__Task requirements__:
1 > In the moon base transcript, what did the captain drink instead of powdered water?
2 > Retype the stretch of the moon base transcript from "Computer! Release magnetic" through "concludes our tour.".
===== Excerpt to read =====
And there's no Wi-Fi on the moon!
But let Lieutenant Rivera and I
show you the many
other fantastic things on the moon base!
Computer! Release magnetic boots!
-[swooshes]
-Yah!
-Whoo!
-[Billy grunts]
[both groan]
That's our hydroponic farm,
where we grow non-powdered food,
our sleeping quarters.
Here's our lab.
There's our solar powered generator
and the moonbuggy garage.
And that concludes our tour.
Captain, sir, I know everything about you.
You're my hero.
It's true. When Billy was little,
he zoomed around
in a cutesy-wootsy twirly beanie
pretending to be you!
Hey! It happens to be a super cool
um, twirly beanie,
and I don't carry it with me anymore!
Sir, what advice would you
have for someone interested
in following in your magnetic boot steps?
You're not the first
to ask me that, Billy.
Let me prepare.
[grunting]
This speech is a long one.
Grab some snacks.
But make sure they're not expired.
We threw out some bad
powdered beets this morning.
Almost ate through the trash can.
Hopefully, he finishes
before today's rocket launch,
so I can watch it.
It's crucial it goes perfectly.
The rocket's carrying parts
of the actual moonbase.
[clears throat]
In the early days of the universe
[coughs, clears throat]
Could I have some powdered water, please?
[gurgling]
-[suspenseful music]
-[gasps]
Aliens wearing terrible human disguises!
How did you get inside the moonbase?
Are you planning to invade Earth?
You won't get our defense
codes from me, Moonlings!
That wasn't powdered water
it was powdered anchovies.
And they expired
before you kids were born!
Oh! Oh, no! I didn't even look!
"Temporary side effects
of consuming expired
powdered food includes
delusions, eye twitches
and brief uncontrollable singing."
===== Dataset entries =====
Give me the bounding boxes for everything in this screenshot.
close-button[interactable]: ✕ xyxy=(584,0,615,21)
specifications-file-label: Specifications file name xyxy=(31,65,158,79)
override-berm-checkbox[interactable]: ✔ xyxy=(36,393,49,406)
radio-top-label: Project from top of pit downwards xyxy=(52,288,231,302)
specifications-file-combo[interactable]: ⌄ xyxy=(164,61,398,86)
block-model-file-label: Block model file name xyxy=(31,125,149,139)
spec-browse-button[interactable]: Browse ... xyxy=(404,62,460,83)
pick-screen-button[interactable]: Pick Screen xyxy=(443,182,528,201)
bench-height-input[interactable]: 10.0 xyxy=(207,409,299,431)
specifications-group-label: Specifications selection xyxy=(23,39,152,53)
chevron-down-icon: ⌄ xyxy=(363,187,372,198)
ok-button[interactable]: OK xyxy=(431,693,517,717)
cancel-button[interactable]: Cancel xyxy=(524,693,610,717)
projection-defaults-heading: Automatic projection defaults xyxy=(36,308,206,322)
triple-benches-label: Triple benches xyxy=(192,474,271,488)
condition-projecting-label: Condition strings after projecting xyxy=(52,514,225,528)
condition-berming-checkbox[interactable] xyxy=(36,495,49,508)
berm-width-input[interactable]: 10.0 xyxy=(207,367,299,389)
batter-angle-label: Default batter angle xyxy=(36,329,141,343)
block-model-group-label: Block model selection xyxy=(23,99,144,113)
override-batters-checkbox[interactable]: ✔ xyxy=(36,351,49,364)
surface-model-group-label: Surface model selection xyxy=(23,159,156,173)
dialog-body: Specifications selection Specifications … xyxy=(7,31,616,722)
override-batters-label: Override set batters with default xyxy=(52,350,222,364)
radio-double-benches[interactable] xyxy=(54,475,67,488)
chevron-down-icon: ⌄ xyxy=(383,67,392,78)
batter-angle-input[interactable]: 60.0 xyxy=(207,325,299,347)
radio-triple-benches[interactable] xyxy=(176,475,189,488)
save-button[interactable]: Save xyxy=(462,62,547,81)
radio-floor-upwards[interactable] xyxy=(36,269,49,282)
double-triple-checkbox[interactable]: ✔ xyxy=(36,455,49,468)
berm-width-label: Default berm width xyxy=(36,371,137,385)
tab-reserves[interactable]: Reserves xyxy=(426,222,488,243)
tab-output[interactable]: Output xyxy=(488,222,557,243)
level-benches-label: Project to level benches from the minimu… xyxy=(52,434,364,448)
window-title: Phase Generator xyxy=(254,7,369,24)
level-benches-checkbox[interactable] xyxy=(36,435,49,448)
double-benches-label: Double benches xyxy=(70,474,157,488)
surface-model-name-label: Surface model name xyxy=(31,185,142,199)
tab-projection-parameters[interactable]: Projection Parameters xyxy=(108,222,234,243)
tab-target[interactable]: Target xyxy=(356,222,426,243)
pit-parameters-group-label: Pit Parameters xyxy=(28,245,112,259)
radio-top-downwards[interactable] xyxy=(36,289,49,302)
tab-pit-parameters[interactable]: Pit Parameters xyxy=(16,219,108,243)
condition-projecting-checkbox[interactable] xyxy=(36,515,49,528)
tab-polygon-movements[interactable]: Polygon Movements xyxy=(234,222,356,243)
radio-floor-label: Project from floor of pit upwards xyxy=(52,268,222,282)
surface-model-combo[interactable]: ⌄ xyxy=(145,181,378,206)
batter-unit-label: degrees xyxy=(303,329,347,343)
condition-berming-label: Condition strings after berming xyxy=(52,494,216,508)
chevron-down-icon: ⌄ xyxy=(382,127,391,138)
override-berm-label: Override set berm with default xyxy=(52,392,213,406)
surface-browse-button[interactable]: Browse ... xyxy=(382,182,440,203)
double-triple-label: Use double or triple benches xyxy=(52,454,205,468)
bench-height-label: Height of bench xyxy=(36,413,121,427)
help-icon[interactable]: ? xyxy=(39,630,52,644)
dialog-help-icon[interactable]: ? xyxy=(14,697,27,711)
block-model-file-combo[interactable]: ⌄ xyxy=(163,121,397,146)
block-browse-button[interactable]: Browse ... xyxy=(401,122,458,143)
=====
__Exercise solutions__:
1 > Powdered anchovies.

2 >
Computer! Release magnetic boots!
-[swooshes]
-Yah!
-Whoo!
-[Billy grunts]
[both groan]
That's our hydroponic farm,
where we grow non-powdered food,
our sleeping quarters.
Here's our lab.
There's our solar powered generator
and the moonbuggy garage.
And that concludes our tour.